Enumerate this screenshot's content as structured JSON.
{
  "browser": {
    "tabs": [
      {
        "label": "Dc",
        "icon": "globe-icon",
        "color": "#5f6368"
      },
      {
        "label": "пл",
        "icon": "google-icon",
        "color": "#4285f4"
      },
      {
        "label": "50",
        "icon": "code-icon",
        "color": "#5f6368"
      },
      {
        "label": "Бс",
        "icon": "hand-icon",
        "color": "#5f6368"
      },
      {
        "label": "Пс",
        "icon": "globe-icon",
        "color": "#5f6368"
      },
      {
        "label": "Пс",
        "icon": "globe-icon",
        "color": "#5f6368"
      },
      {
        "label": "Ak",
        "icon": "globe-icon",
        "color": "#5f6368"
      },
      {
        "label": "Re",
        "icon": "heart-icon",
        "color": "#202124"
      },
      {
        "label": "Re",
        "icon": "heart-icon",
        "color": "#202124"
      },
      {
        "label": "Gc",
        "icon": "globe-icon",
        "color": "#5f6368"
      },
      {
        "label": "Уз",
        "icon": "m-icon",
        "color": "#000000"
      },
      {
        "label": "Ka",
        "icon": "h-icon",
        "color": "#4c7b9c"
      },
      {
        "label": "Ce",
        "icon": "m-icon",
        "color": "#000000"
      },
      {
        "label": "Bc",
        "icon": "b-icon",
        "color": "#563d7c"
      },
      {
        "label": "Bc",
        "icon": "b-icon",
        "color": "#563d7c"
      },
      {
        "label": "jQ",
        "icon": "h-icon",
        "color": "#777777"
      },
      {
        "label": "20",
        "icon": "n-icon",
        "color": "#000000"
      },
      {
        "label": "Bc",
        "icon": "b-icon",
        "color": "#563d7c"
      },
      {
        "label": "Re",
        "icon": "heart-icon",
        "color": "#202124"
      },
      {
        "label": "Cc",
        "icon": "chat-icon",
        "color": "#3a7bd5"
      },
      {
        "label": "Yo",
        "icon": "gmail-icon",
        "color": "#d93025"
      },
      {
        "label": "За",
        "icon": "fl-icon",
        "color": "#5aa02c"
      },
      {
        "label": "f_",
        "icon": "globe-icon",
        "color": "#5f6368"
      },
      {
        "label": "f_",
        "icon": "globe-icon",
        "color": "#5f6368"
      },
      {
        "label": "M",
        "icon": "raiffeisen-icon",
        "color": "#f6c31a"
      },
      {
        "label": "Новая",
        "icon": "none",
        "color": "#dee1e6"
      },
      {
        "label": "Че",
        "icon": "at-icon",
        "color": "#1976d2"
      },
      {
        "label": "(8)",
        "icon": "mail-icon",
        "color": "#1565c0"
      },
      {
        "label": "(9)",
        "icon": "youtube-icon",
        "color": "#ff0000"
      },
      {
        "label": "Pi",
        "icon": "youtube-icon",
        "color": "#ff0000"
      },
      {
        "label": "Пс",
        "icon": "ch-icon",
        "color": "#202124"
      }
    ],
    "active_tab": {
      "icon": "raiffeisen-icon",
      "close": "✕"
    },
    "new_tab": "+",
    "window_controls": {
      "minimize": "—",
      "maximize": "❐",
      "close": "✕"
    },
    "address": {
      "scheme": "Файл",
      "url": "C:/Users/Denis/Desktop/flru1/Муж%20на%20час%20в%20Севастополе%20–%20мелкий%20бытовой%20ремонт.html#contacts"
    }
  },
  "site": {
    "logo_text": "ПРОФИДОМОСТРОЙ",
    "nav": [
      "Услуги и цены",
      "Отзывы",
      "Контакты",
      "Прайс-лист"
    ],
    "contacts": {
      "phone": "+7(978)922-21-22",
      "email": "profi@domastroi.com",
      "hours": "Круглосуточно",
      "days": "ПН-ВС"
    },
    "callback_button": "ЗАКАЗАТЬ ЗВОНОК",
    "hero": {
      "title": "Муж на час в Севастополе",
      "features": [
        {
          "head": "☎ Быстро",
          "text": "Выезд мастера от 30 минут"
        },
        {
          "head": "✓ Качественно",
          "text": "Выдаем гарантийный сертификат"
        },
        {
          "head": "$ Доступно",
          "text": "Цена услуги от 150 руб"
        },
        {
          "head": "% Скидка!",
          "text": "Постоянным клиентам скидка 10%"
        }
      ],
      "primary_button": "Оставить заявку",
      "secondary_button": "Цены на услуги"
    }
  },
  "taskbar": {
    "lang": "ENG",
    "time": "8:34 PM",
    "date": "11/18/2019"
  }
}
---
→ DO THIS: Each line above must be reproduced exactly as it stands.

→ WRITTEN SOLUTION:
Enumerate this screenshot's content as structured JSON.
{
  "browser": {
    "tabs": [
      {
        "label": "Dc",
        "icon": "globe-icon",
        "color": "#5f6368"
      },
      {
        "label": "пл",
        "icon": "google-icon",
        "color": "#4285f4"
      },
      {
        "label": "50",
        "icon": "code-icon",
        "color": "#5f6368"
      },
      {
        "label": "Бс",
        "icon": "hand-icon",
        "color": "#5f6368"
      },
      {
        "label": "Пс",
        "icon": "globe-icon",
        "color": "#5f6368"
      },
      {
        "label": "Пс",
        "icon": "globe-icon",
        "color": "#5f6368"
      },
      {
        "label": "Ak",
        "icon": "globe-icon",
        "color": "#5f6368"
      },
      {
        "label": "Re",
        "icon": "heart-icon",
        "color": "#202124"
      },
      {
        "label": "Re",
        "icon": "heart-icon",
        "color": "#202124"
      },
      {
        "label": "Gc",
        "icon": "globe-icon",
        "color": "#5f6368"
      },
      {
        "label": "Уз",
        "icon": "m-icon",
        "color": "#000000"
      },
      {
        "label": "Ka",
        "icon": "h-icon",
        "color": "#4c7b9c"
      },
      {
        "label": "Ce",
        "icon": "m-icon",
        "color": "#000000"
      },
      {
        "label": "Bc",
        "icon": "b-icon",
        "color": "#563d7c"
      },
      {
        "label": "Bc",
        "icon": "b-icon",
        "color": "#563d7c"
      },
      {
        "label": "jQ",
        "icon": "h-icon",
        "color": "#777777"
      },
      {
        "label": "20",
        "icon": "n-icon",
        "color": "#000000"
      },
      {
        "label": "Bc",
        "icon": "b-icon",
        "color": "#563d7c"
      },
      {
        "label": "Re",
        "icon": "heart-icon",
        "color": "#202124"
      },
      {
        "label": "Cc",
        "icon": "chat-icon",
        "color": "#3a7bd5"
      },
      {
        "label": "Yo",
        "icon": "gmail-icon",
        "color": "#d93025"
      },
      {
        "label": "За",
        "icon": "fl-icon",
        "color": "#5aa02c"
      },
      {
        "label": "f_",
        "icon": "globe-icon",
        "color": "#5f6368"
      },
      {
        "label": "f_",
        "icon": "globe-icon",
        "color": "#5f6368"
      },
      {
        "label": "M",
        "icon": "raiffeisen-icon",
        "color": "#f6c31a"
      },
      {
        "label": "Новая",
        "icon": "none",
        "color": "#dee1e6"
      },
      {
        "label": "Че",
        "icon": "at-icon",
        "color": "#1976d2"
      },
      {
        "label": "(8)",
        "icon": "mail-icon",
        "color": "#1565c0"
      },
      {
        "label": "(9)",
        "icon": "youtube-icon",
        "color": "#ff0000"
      },
      {
        "label": "Pi",
        "icon": "youtube-icon",
        "color": "#ff0000"
      },
      {
        "label": "Пс",
        "icon": "ch-icon",
        "color": "#202124"
      }
    ],
    "active_tab": {
      "icon": "raiffeisen-icon",
      "close": "✕"
    },
    "new_tab": "+",
    "window_controls": {
      "minimize": "—",
      "maximize": "❐",
      "close": "✕"
    },
    "address": {
      "scheme": "Файл",
      "url": "C:/Users/Denis/Desktop/flru1/Муж%20на%20час%20в%20Севастополе%20–%20мелкий%20бытовой%20ремонт.html#contacts"
    }
  },
  "site": {
    "logo_text": "ПРОФИДОМОСТРОЙ",
    "nav": [
      "Услуги и цены",
      "Отзывы",
      "Контакты",
      "Прайс-лист"
    ],
    "contacts": {
      "phone": "+7(978)922-21-22",
      "email": "profi@domastroi.com",
      "hours": "Круглосуточно",
      "days": "ПН-ВС"
    },
    "callback_button": "ЗАКАЗАТЬ ЗВОНОК",
    "hero": {
      "title": "Муж на час в Севастополе",
      "features": [
        {
          "head": "☎ Быстро",
          "text": "Выезд мастера от 30 минут"
        },
        {
          "head": "✓ Качественно",
          "text": "Выдаем гарантийный сертификат"
        },
        {
          "head": "$ Доступно",
          "text": "Цена услуги от 150 руб"
        },
        {
          "head": "% Скидка!",
          "text": "Постоянным клиентам скидка 10%"
        }
      ],
      "primary_button": "Оставить заявку",
      "secondary_button": "Цены на услуги"
    }
  },
  "taskbar": {
    "lang": "ENG",
    "time": "8:34 PM",
    "date": "11/18/2019"
  }
}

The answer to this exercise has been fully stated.